## Task description:
Decide whether each statement agrees with the colloquium abstract below, answering yes or no and quoting the text's deciding words exactly. 1. Fuego magmas typically contain 1-2 wt.% H2O. 2. Water lowers viscosity most strongly at high temperatures. 3. Strain heating allows a sustained temperature increase of up to 250°C within the shear zone.
Segment Start: Text section
Colloquium: Geneviève Robert

"Viscosity and volcanology: examples from Guatemala and the Snake River Plain"

Geneviève Robert

Ph.D. Candidate, Department of Geological Sciences, University of Missouri - Columbia

Abstract

Viscosity is one of the main controls on melt transport. Indeed, the viscosity of silicate melts can vary by several orders of magnitude over the temperature and dissolved water content ranges experienced in a given geologic setting. Additionally, the viscosity of most melts is not linearly dependent on temperature. Accurate determinations of viscosity over wide composition, temperature and water content ranges are needed in order to model magmatic and volcanic processes.

The Central American arc is active from Guatemala to Costa Rica. There are three active Guatemalan volcanoes, and they cover the compositional range from basalts and basaltic andesites (Fuego and Pacaya) to dacites and rhyodacites (Santiaguito). Fuego erupts daily producing frequent ash clouds and lava flows. Arc magmas receive a significant input of volatiles from subduction, and Fuego magmas typically contain 1-2 wt.% H2O. We measured the effect of H2O on the viscosity of basalt and basaltic andesite melts from Fuego volcano. The viscosity-reducing effect of water is most dramatic at low temperatures, and smaller than in silicic compositions. The viscosity of a calc-alkaline basaltic andesite magma with 2 wt.% H2O at 1200°C would increase by a factor of ~100 upon complete degassing during ascent. Heat capacity measurements on the same melts are in good agreement with the viscosity results. At eruption temperatures in calc-alkaline basaltic systems, the viscosity changes caused by degassing are not sufficient to allow for strain-induced fragmentation as is most typical of rhyolitic systems.

The ~8 My Grey’s Landing ignimbrite, Snake River Plain volcanic province, Idaho, is a pervasively rheomorphic, lava-like, metaluminous rhyolitic ignimbrite. Such extremely high-grade, lava-like welded ignimbrites are typically associated with large explosive eruptions with volumes up to 103 km3. The Grey’s Landing ignimbrite provides abundant field evidence supporting an aggradational deposition model and syn-deposition rheomorphism through the upward migration of a transient sub-horizontal ductile shear zone at the interface between the pyroclastic density current and the deposit. We used a combination of rheological experiments and thermo-mechanical modelling to test the syndepositional shear zone model. We show that syndepositional welding and ductile flow are achievable within a very restricted field of likely temperature-strain rate space, where rapid deformation is favoured by higher emplacement temperatures (>850°C). The field of ductile deformation is broadened significantly by accounting for strain heating, which permits a sustained temperature increase up to 250°C within the shear zone and helps to explain the pervasiveness of lava-like lithofacies in the Grey’s Landing ignimbrite.
Segment End: Text section
Segment Start: Stored data
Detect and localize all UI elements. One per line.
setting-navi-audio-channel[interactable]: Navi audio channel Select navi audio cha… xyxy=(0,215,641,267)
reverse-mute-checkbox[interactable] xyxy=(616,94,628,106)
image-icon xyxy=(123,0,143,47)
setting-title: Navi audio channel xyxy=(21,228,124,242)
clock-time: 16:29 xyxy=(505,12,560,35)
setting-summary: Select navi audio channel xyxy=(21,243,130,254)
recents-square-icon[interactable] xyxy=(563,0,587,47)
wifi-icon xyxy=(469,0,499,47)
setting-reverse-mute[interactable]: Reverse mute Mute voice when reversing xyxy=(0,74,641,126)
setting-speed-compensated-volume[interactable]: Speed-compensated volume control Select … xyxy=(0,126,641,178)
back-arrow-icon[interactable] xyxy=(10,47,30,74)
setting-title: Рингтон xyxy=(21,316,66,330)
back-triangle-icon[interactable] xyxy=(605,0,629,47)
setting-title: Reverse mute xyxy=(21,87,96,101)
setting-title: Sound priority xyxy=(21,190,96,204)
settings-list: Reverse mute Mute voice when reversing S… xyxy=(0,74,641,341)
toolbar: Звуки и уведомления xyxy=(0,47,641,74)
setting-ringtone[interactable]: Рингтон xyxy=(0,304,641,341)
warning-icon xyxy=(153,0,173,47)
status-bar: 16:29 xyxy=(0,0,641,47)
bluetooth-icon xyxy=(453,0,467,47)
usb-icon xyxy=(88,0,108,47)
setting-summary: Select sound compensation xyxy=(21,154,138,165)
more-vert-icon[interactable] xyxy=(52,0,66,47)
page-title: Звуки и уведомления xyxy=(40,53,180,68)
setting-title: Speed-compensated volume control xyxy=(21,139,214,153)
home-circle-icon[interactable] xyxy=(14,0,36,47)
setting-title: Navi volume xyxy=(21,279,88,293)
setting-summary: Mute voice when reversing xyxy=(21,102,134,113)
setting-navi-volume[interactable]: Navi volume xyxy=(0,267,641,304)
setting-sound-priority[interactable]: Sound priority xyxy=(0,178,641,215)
Segment End: Stored data
## Reply to the exercise:
1. Yes: "Fuego magmas typically contain 1-2 wt.% H2O."
2. No: "The viscosity-reducing effect of water is most dramatic at low temperatures"
3. Yes: "which permits a sustained temperature increase up to 250°C within the shear zone"